YOUR OBJECTIVE
Find the string "settings" in the records. Copy every line it appears in.

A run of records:
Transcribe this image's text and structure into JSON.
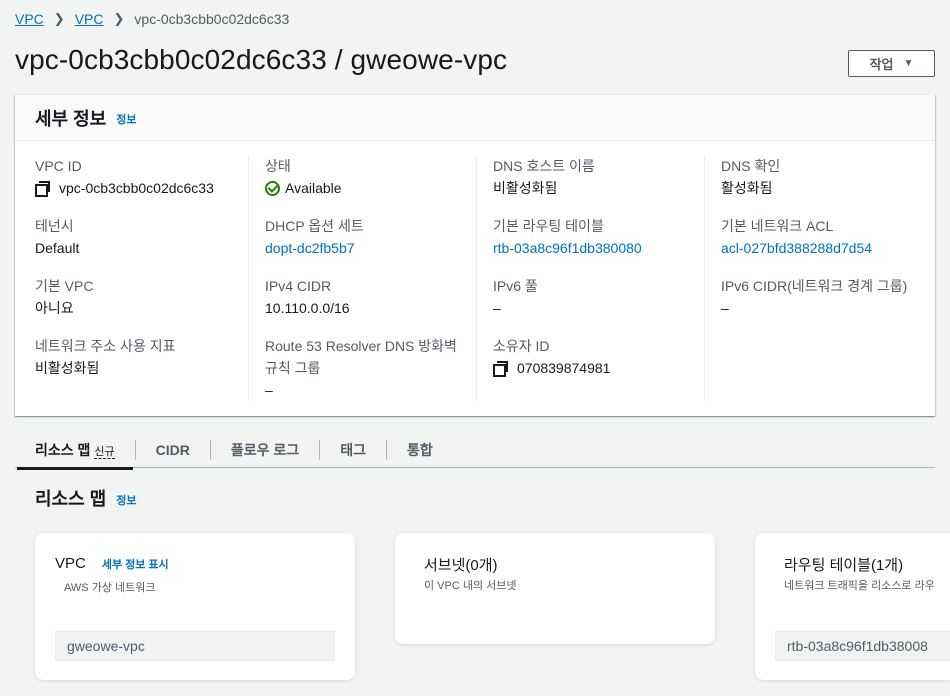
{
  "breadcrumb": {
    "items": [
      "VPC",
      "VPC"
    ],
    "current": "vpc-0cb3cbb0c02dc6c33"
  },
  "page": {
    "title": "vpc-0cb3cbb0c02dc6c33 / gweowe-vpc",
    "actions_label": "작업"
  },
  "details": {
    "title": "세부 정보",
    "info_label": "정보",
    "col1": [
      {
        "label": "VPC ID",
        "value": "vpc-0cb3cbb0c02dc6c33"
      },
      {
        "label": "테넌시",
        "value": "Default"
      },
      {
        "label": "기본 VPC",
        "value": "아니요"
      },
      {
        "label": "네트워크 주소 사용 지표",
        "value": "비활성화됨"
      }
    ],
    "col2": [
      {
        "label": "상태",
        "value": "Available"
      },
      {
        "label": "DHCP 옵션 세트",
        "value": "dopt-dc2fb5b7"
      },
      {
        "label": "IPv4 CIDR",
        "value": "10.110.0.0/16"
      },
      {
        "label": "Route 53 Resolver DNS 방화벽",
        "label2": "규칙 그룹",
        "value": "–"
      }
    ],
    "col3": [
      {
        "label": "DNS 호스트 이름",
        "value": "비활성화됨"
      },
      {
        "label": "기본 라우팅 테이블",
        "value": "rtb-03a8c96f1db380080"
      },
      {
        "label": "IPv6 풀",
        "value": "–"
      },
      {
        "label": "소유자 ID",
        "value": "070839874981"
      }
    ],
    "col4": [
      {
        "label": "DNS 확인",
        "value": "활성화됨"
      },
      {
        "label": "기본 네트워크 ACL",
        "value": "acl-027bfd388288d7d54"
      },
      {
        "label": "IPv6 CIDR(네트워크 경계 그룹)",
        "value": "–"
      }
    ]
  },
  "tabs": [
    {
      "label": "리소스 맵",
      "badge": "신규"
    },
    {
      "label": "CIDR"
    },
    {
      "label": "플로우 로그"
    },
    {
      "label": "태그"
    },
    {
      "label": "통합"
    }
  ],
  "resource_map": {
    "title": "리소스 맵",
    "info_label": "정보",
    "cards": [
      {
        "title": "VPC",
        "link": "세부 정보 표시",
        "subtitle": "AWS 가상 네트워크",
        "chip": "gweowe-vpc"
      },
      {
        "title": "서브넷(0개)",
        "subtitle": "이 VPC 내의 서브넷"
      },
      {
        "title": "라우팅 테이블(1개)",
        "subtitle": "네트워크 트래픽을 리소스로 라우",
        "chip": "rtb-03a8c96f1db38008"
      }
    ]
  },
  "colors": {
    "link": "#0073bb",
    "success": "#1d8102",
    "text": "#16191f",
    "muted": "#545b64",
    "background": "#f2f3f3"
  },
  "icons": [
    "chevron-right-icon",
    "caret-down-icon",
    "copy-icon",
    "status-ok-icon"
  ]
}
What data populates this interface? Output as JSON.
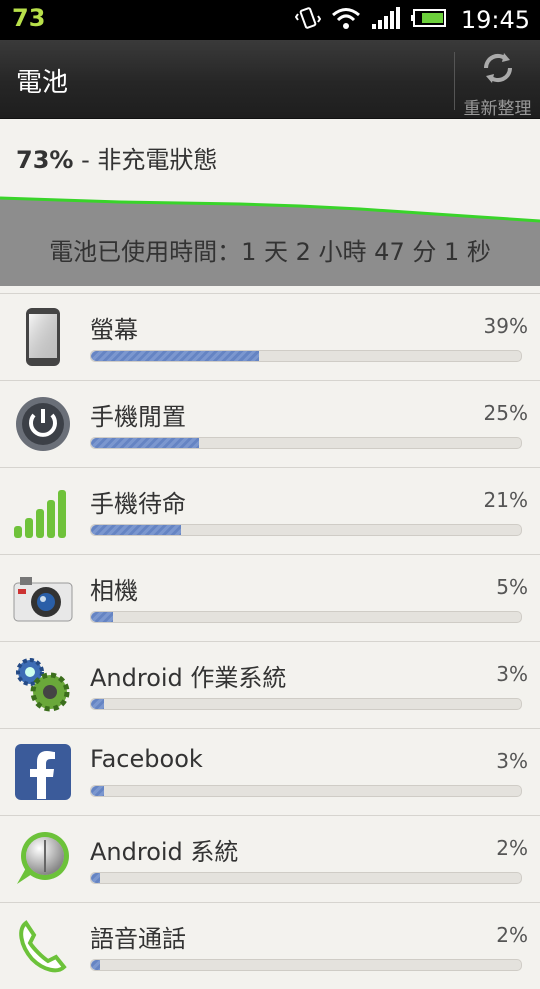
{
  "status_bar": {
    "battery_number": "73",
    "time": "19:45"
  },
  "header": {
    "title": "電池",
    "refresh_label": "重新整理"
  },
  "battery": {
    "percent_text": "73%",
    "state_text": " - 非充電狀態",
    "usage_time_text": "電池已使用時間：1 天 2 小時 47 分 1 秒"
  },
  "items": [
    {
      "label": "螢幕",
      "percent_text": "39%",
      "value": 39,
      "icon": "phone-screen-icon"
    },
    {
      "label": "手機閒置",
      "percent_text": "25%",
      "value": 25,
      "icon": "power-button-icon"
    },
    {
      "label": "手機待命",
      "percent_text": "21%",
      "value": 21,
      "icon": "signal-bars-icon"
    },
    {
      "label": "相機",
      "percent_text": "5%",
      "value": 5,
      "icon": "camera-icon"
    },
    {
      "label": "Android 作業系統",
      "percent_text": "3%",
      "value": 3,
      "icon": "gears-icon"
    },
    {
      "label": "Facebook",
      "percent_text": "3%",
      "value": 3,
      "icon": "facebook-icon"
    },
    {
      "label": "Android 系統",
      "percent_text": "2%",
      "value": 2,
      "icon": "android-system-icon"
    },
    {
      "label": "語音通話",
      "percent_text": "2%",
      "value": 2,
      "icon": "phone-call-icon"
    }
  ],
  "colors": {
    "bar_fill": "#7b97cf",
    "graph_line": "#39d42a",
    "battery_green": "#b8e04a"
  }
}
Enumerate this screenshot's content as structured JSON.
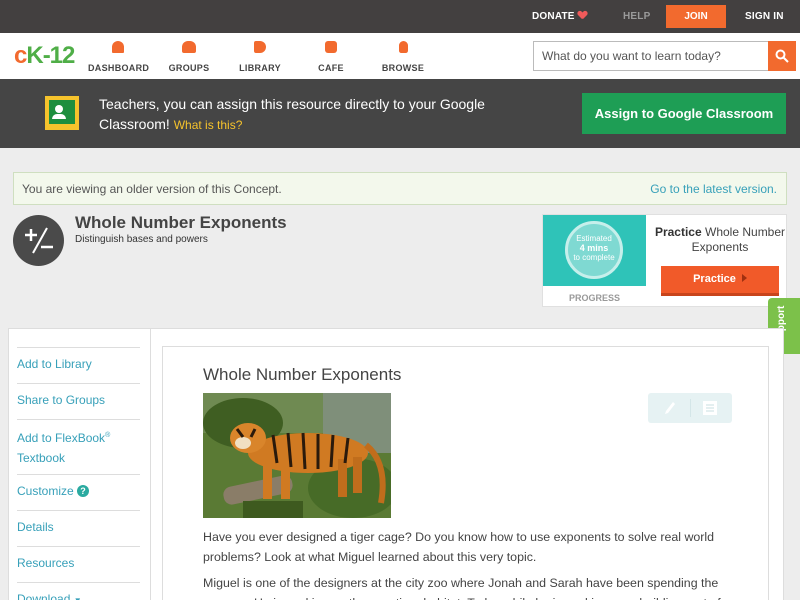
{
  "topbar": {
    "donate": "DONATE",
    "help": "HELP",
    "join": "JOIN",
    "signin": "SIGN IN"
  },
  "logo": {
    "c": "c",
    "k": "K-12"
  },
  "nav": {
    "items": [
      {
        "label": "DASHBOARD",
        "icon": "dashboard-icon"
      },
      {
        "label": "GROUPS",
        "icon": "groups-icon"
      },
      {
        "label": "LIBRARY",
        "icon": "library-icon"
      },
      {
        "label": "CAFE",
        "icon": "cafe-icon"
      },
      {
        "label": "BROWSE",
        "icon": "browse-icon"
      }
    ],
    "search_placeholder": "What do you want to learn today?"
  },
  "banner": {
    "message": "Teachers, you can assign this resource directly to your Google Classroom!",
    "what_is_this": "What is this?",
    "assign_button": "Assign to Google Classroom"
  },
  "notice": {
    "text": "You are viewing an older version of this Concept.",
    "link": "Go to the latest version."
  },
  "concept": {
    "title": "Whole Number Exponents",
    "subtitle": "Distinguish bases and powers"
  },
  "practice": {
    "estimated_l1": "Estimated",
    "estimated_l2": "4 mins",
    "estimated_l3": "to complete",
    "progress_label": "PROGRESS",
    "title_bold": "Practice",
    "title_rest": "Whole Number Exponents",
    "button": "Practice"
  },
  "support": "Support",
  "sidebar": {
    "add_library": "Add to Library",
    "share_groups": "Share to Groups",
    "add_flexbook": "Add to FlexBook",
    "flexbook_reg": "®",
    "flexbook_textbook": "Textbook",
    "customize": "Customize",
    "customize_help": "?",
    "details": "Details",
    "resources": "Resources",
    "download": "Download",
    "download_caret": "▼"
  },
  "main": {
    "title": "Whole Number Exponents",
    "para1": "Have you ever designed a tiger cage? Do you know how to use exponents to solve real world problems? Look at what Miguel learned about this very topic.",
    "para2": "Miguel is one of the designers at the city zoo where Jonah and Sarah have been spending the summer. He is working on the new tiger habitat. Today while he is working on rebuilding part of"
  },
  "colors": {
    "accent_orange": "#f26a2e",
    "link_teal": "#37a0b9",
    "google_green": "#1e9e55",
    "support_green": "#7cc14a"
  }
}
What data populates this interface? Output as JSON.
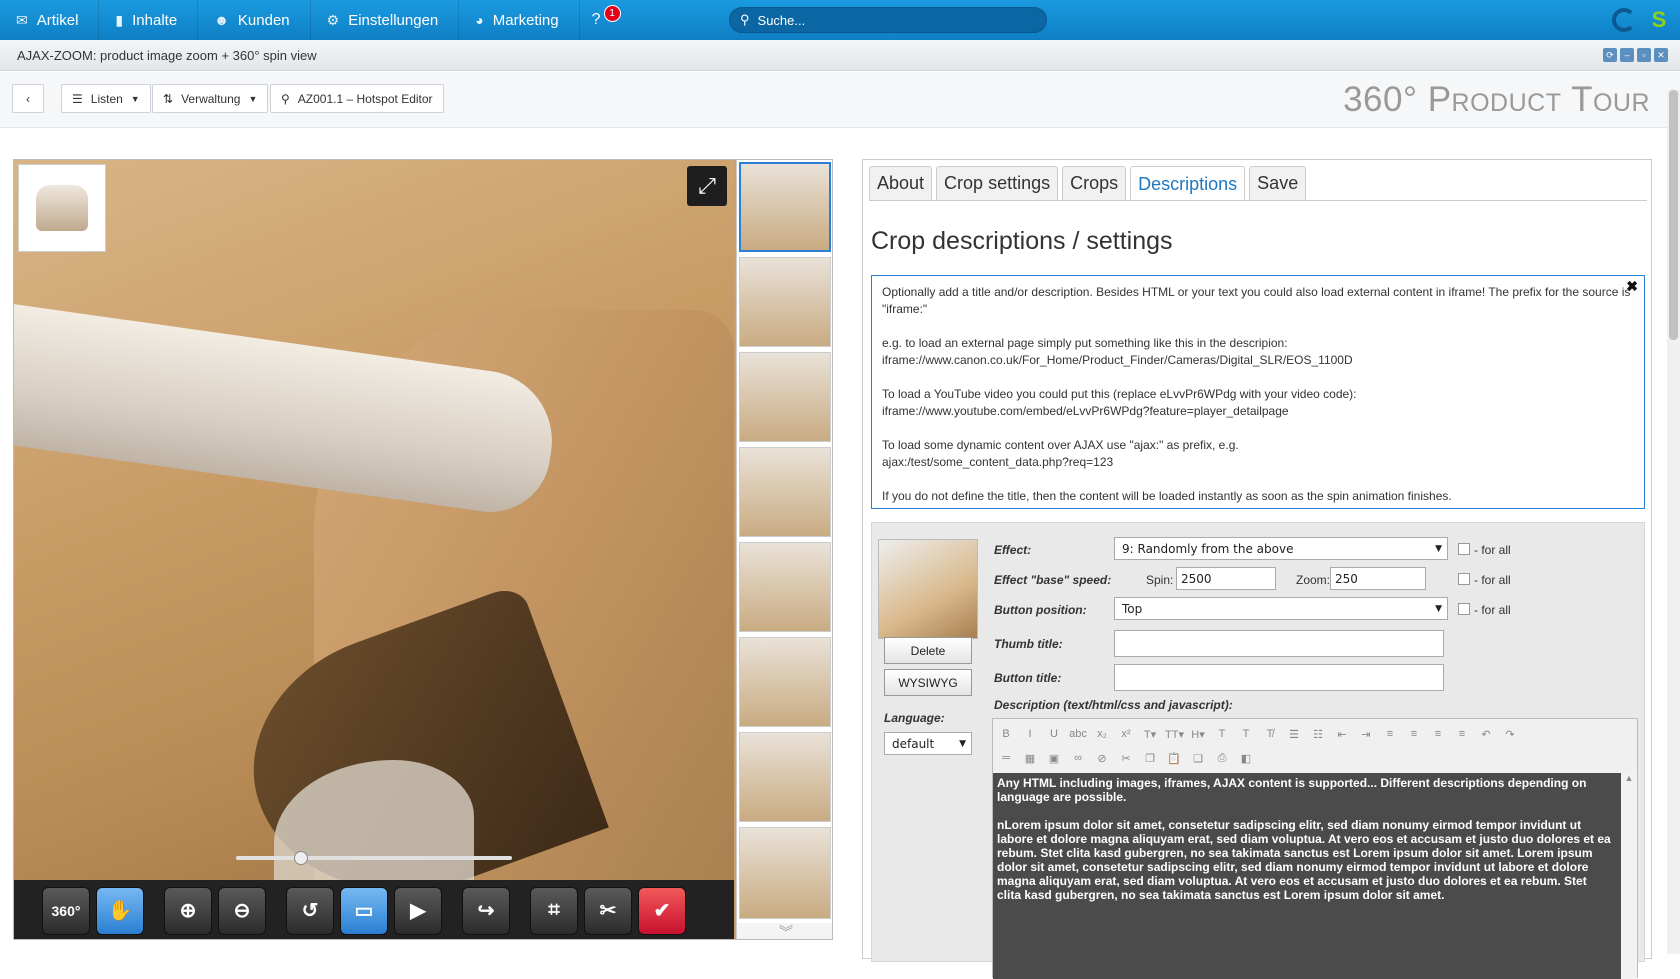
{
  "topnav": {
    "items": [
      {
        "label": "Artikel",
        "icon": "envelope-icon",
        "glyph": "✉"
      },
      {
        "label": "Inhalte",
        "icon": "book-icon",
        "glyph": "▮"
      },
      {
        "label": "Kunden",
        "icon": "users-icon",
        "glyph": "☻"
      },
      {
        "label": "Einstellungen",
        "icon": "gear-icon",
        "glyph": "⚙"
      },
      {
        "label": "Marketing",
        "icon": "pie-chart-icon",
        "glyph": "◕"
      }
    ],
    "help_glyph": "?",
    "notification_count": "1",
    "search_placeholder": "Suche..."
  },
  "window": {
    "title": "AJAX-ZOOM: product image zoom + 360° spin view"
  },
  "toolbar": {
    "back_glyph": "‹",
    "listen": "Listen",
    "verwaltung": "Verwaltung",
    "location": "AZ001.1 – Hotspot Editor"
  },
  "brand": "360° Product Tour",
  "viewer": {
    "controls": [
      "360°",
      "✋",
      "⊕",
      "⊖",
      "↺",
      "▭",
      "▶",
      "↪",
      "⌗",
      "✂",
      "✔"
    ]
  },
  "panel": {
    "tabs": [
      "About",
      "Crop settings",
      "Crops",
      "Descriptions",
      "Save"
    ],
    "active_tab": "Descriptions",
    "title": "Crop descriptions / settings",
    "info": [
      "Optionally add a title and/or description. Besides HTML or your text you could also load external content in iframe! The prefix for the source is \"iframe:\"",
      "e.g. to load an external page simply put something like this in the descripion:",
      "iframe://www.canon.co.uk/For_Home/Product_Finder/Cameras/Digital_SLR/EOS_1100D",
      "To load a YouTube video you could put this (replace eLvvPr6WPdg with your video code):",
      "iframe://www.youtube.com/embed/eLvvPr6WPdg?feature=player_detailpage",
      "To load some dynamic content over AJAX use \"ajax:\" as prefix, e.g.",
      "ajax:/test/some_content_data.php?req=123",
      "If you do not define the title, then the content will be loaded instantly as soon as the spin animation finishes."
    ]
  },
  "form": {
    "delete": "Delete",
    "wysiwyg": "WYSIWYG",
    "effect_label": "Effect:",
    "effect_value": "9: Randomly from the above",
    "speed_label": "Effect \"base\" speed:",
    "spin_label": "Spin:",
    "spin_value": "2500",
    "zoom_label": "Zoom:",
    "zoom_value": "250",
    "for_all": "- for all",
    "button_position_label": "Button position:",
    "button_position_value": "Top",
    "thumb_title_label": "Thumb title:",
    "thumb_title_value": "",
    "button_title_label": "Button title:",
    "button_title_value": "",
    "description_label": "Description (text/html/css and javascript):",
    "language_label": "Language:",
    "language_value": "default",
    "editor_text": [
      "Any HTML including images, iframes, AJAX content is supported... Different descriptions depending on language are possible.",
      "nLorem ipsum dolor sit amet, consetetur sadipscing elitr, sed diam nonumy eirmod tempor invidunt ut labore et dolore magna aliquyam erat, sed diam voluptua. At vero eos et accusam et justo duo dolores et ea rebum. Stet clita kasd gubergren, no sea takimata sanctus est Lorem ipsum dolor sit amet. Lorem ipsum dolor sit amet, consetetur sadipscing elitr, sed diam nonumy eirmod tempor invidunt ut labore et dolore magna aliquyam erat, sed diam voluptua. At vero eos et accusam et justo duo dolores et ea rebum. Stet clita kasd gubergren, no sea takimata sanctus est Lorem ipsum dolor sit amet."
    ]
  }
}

TASK OUTPUT
      "Crop settings",
    "title": "Crop descriptions / settings",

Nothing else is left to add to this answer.